■ TASK TO CARRY OUT: Return every line of the material below verbatim, omitting the pictures.
<<<<
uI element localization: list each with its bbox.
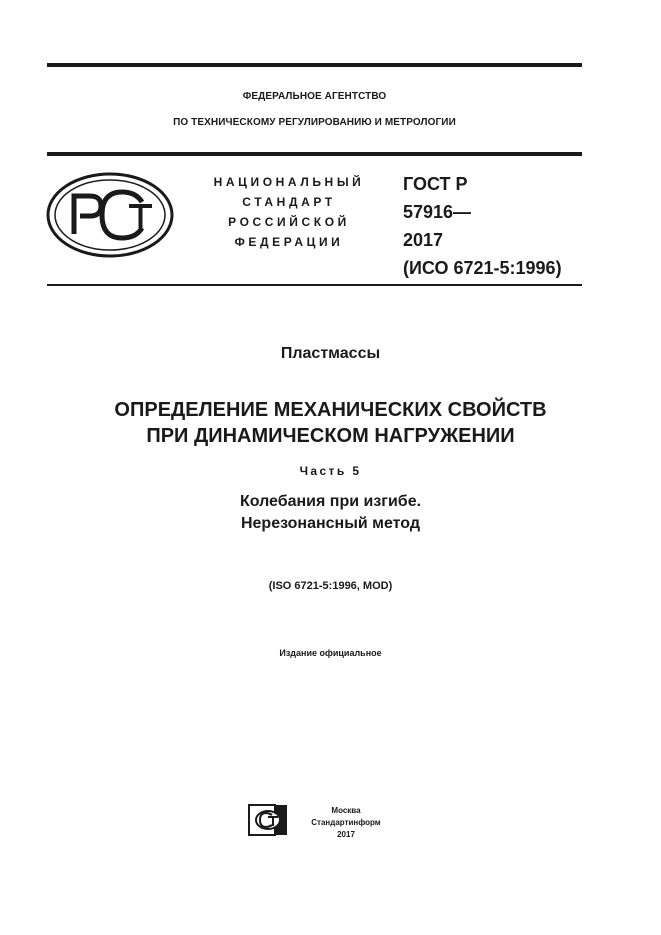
standartinform-logo-icon <box>248 804 288 836</box>
designation-line-4: (ИСО 6721-5:1996) <box>403 258 562 278</box>
document-subject: Пластмассы <box>280 345 381 362</box>
middle-rule <box>47 152 582 156</box>
edition-note: Издание официальное <box>279 648 382 658</box>
title-line-1: ОПРЕДЕЛЕНИЕ МЕХАНИЧЕСКИХ СВОЙСТВ <box>114 399 547 421</box>
agency-name-line2: ПО ТЕХНИЧЕСКОМУ РЕГУЛИРОВАНИЮ И МЕТРОЛОГИИ <box>173 117 456 128</box>
publisher-info <box>311 805 381 841</box>
national-standard-line-3: РОССИЙСКОЙ <box>228 215 350 229</box>
title-line-2: ПРИ ДИНАМИЧЕСКОМ НАГРУЖЕНИИ <box>146 425 515 447</box>
subtitle-line-2: Нерезонансный метод <box>240 515 421 532</box>
designation-line-2: 57916— <box>403 202 472 222</box>
national-standard-label <box>196 172 382 252</box>
publisher-year: 2017 <box>337 830 355 839</box>
bottom-rule <box>47 284 582 286</box>
top-rule <box>47 63 582 67</box>
agency-name-line1: ФЕДЕРАЛЬНОЕ АГЕНТСТВО <box>242 91 387 102</box>
designation-line-1: ГОСТ Р <box>403 174 468 194</box>
international-reference: (ISO 6721-5:1996, MOD) <box>268 580 393 592</box>
publisher-city: Москва <box>331 806 361 815</box>
document-subtitle <box>0 491 661 535</box>
document-title <box>0 397 661 449</box>
national-standard-line-4: ФЕДЕРАЦИИ <box>234 235 344 249</box>
rst-gost-emblem-icon <box>46 172 174 258</box>
standard-designation <box>403 170 562 282</box>
subtitle-line-1: Колебания при изгибе. <box>239 493 422 510</box>
national-standard-line-1: НАЦИОНАЛЬНЫЙ <box>213 175 365 189</box>
publisher-name: Стандартинформ <box>311 818 381 827</box>
part-number: Часть 5 <box>299 464 362 478</box>
national-standard-line-2: СТАНДАРТ <box>242 195 336 209</box>
designation-line-3: 2017 <box>403 230 444 250</box>
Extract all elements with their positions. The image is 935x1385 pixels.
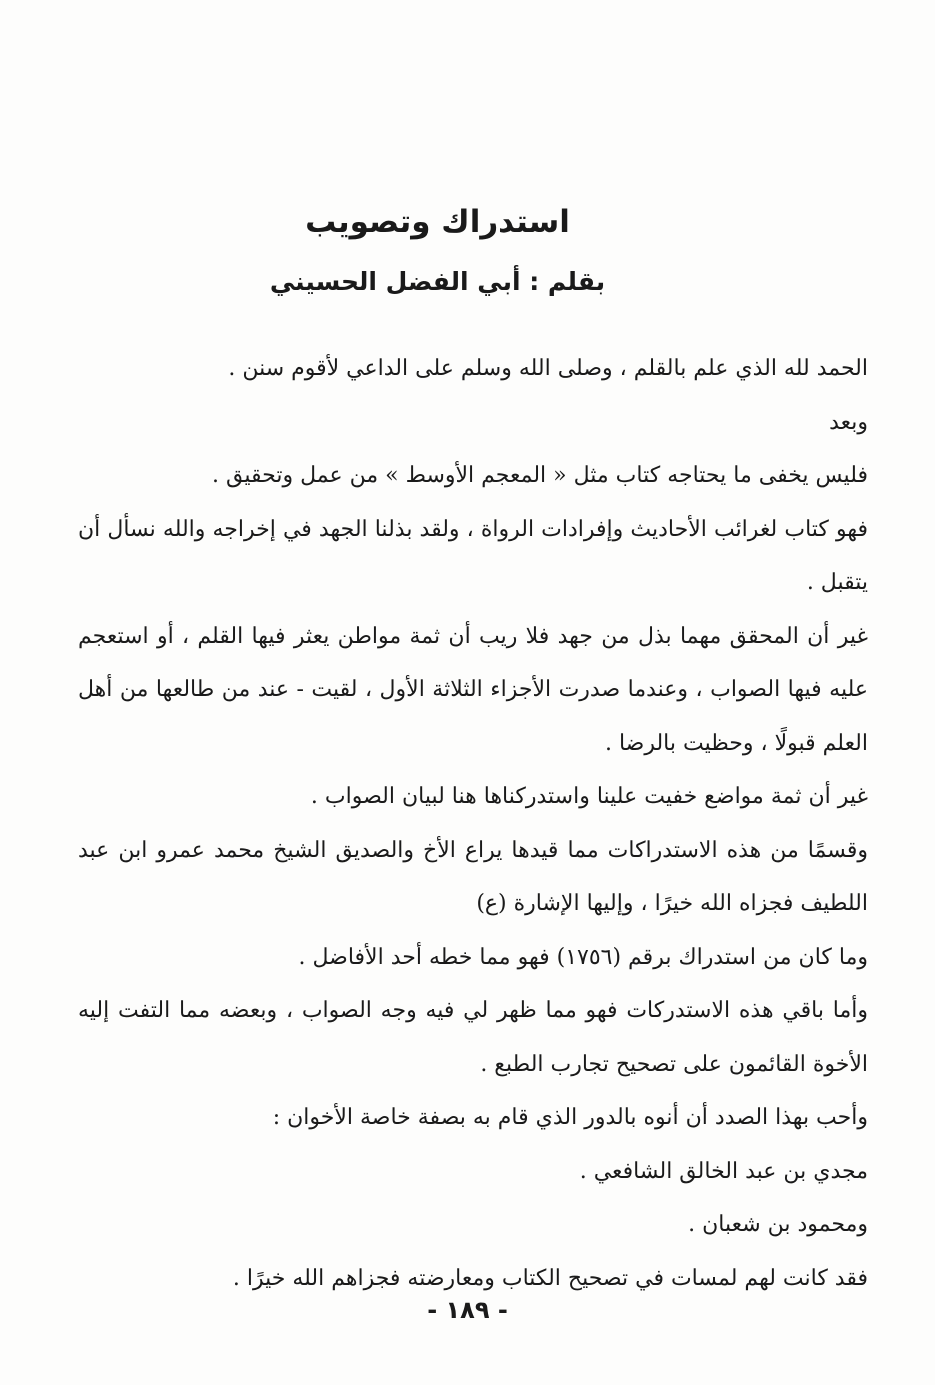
>>>>
■ THE REPLY:
uI element localization: list each with its bbox.
standartinform-logo-icon <box>248 804 288 836</box>
designation-line-4: (ИСО 6721-5:1996) <box>403 258 562 278</box>
document-subject: Пластмассы <box>280 345 381 362</box>
middle-rule <box>47 152 582 156</box>
edition-note: Издание официальное <box>279 648 382 658</box>
title-line-1: ОПРЕДЕЛЕНИЕ МЕХАНИЧЕСКИХ СВОЙСТВ <box>114 399 547 421</box>
agency-name-line2: ПО ТЕХНИЧЕСКОМУ РЕГУЛИРОВАНИЮ И МЕТРОЛОГИИ <box>173 117 456 128</box>
publisher-info <box>311 805 381 841</box>
national-standard-line-3: РОССИЙСКОЙ <box>228 215 350 229</box>
title-line-2: ПРИ ДИНАМИЧЕСКОМ НАГРУЖЕНИИ <box>146 425 515 447</box>
subtitle-line-2: Нерезонансный метод <box>240 515 421 532</box>
designation-line-2: 57916— <box>403 202 472 222</box>
national-standard-label <box>196 172 382 252</box>
publisher-year: 2017 <box>337 830 355 839</box>
bottom-rule <box>47 284 582 286</box>
top-rule <box>47 63 582 67</box>
agency-name-line1: ФЕДЕРАЛЬНОЕ АГЕНТСТВО <box>242 91 387 102</box>
designation-line-1: ГОСТ Р <box>403 174 468 194</box>
international-reference: (ISO 6721-5:1996, MOD) <box>268 580 393 592</box>
publisher-city: Москва <box>331 806 361 815</box>
document-subtitle <box>0 491 661 535</box>
document-title <box>0 397 661 449</box>
national-standard-line-4: ФЕДЕРАЦИИ <box>234 235 344 249</box>
rst-gost-emblem-icon <box>46 172 174 258</box>
standard-designation <box>403 170 562 282</box>
subtitle-line-1: Колебания при изгибе. <box>239 493 422 510</box>
national-standard-line-1: НАЦИОНАЛЬНЫЙ <box>213 175 365 189</box>
publisher-name: Стандартинформ <box>311 818 381 827</box>
part-number: Часть 5 <box>299 464 362 478</box>
national-standard-line-2: СТАНДАРТ <box>242 195 336 209</box>
designation-line-3: 2017 <box>403 230 444 250</box>
Extract all elements with their positions. The image is 935x1385 pixels.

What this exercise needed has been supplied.